• [STATED EXERCISE]
Pick out the lines below that contain the string "name" and copy them all.

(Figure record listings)
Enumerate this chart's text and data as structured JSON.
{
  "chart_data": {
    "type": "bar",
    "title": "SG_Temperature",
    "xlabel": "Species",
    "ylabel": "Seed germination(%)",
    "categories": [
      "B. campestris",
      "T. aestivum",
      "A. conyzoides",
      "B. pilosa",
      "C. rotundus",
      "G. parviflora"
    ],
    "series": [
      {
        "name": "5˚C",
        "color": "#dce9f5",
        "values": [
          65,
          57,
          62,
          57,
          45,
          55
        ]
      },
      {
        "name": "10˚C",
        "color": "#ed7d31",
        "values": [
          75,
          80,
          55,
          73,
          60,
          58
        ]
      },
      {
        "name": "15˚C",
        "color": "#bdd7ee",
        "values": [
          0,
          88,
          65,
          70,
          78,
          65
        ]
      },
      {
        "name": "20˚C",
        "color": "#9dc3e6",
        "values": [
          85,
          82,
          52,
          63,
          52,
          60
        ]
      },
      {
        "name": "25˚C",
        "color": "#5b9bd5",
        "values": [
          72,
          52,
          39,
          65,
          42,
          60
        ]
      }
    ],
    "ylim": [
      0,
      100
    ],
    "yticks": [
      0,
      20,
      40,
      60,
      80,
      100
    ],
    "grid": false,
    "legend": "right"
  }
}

• [COMPLETED EXERCISE]
        "name": "5˚C",
        "name": "10˚C",
        "name": "15˚C",
        "name": "20˚C",
        "name": "25˚C",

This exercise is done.